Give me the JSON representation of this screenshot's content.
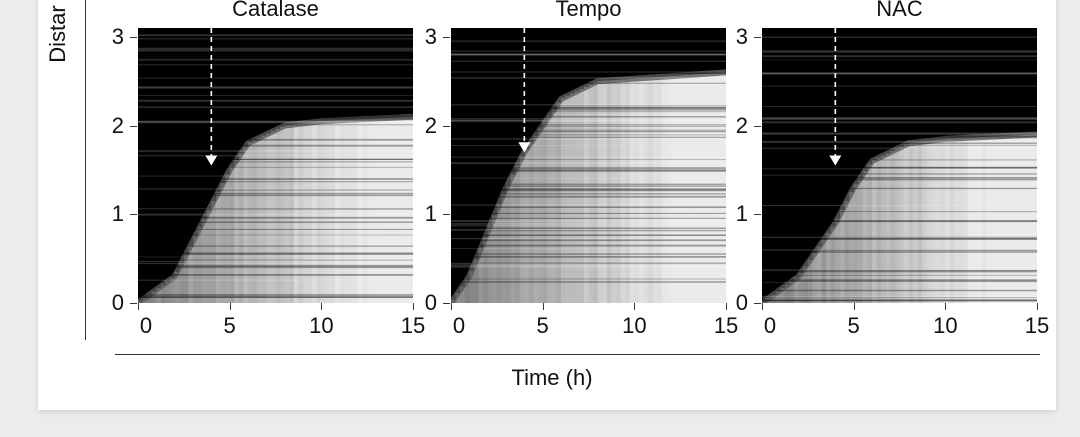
{
  "ylabel": "Distar",
  "xlabel": "Time (h)",
  "colors": {
    "background": "#000000",
    "signal": "#ffffff",
    "arrow": "#ffffff"
  },
  "chart_data": [
    {
      "type": "heatmap",
      "title": "Catalase",
      "xlabel": "Time (h)",
      "ylabel": "Distar",
      "xlim": [
        0,
        15
      ],
      "ylim": [
        0,
        3.1
      ],
      "x_ticks": [
        "0",
        "5",
        "10",
        "15"
      ],
      "y_ticks": [
        "0",
        "1",
        "2",
        "3"
      ],
      "front": [
        {
          "t": 0,
          "d": 0.0
        },
        {
          "t": 2,
          "d": 0.3
        },
        {
          "t": 3,
          "d": 0.7
        },
        {
          "t": 4,
          "d": 1.1
        },
        {
          "t": 5,
          "d": 1.5
        },
        {
          "t": 6,
          "d": 1.8
        },
        {
          "t": 8,
          "d": 2.0
        },
        {
          "t": 10,
          "d": 2.05
        },
        {
          "t": 15,
          "d": 2.1
        }
      ],
      "arrow_time": 4
    },
    {
      "type": "heatmap",
      "title": "Tempo",
      "xlabel": "Time (h)",
      "ylabel": "Distar",
      "xlim": [
        0,
        15
      ],
      "ylim": [
        0,
        3.1
      ],
      "x_ticks": [
        "0",
        "5",
        "10",
        "15"
      ],
      "y_ticks": [
        "0",
        "1",
        "2",
        "3"
      ],
      "front": [
        {
          "t": 0,
          "d": 0.0
        },
        {
          "t": 1,
          "d": 0.3
        },
        {
          "t": 2,
          "d": 0.8
        },
        {
          "t": 3,
          "d": 1.3
        },
        {
          "t": 4,
          "d": 1.7
        },
        {
          "t": 5,
          "d": 2.0
        },
        {
          "t": 6,
          "d": 2.3
        },
        {
          "t": 8,
          "d": 2.5
        },
        {
          "t": 15,
          "d": 2.6
        }
      ],
      "arrow_time": 4
    },
    {
      "type": "heatmap",
      "title": "NAC",
      "xlabel": "Time (h)",
      "ylabel": "Distar",
      "xlim": [
        0,
        15
      ],
      "ylim": [
        0,
        3.1
      ],
      "x_ticks": [
        "0",
        "5",
        "10",
        "15"
      ],
      "y_ticks": [
        "0",
        "1",
        "2",
        "3"
      ],
      "front": [
        {
          "t": 0,
          "d": 0.0
        },
        {
          "t": 2,
          "d": 0.3
        },
        {
          "t": 3,
          "d": 0.6
        },
        {
          "t": 4,
          "d": 0.9
        },
        {
          "t": 5,
          "d": 1.3
        },
        {
          "t": 6,
          "d": 1.6
        },
        {
          "t": 8,
          "d": 1.8
        },
        {
          "t": 10,
          "d": 1.85
        },
        {
          "t": 15,
          "d": 1.9
        }
      ],
      "arrow_time": 4
    }
  ]
}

========

**SHORT EXERCISE:**
From the listing above, copy every line that includes the word "title".

**PROBLEM SOLUTION:**
      "title": "Catalase",
      "title": "Tempo",
      "title": "NAC",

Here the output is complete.